◆ Task directions
Return the material below in full and exactly.

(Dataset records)

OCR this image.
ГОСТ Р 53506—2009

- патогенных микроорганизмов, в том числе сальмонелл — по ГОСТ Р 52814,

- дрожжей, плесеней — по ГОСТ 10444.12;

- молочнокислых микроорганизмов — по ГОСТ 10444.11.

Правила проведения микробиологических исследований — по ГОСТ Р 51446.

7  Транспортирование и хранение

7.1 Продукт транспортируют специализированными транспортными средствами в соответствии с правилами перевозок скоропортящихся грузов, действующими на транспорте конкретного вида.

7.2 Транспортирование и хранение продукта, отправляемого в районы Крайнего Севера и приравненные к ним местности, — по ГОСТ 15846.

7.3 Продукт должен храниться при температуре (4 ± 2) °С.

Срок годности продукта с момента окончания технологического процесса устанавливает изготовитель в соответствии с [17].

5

◆ Reply
OCR this image.
ГОСТ Р 53506—2009

- патогенных микроорганизмов, в том числе сальмонелл — по ГОСТ Р 52814,

- дрожжей, плесеней — по ГОСТ 10444.12;

- молочнокислых микроорганизмов — по ГОСТ 10444.11.

Правила проведения микробиологических исследований — по ГОСТ Р 51446.

7  Транспортирование и хранение

7.1 Продукт транспортируют специализированными транспортными средствами в соответствии с правилами перевозок скоропортящихся грузов, действующими на транспорте конкретного вида.

7.2 Транспортирование и хранение продукта, отправляемого в районы Крайнего Севера и приравненные к ним местности, — по ГОСТ 15846.

7.3 Продукт должен храниться при температуре (4 ± 2) °С.

Срок годности продукта с момента окончания технологического процесса устанавливает изготовитель в соответствии с [17].

5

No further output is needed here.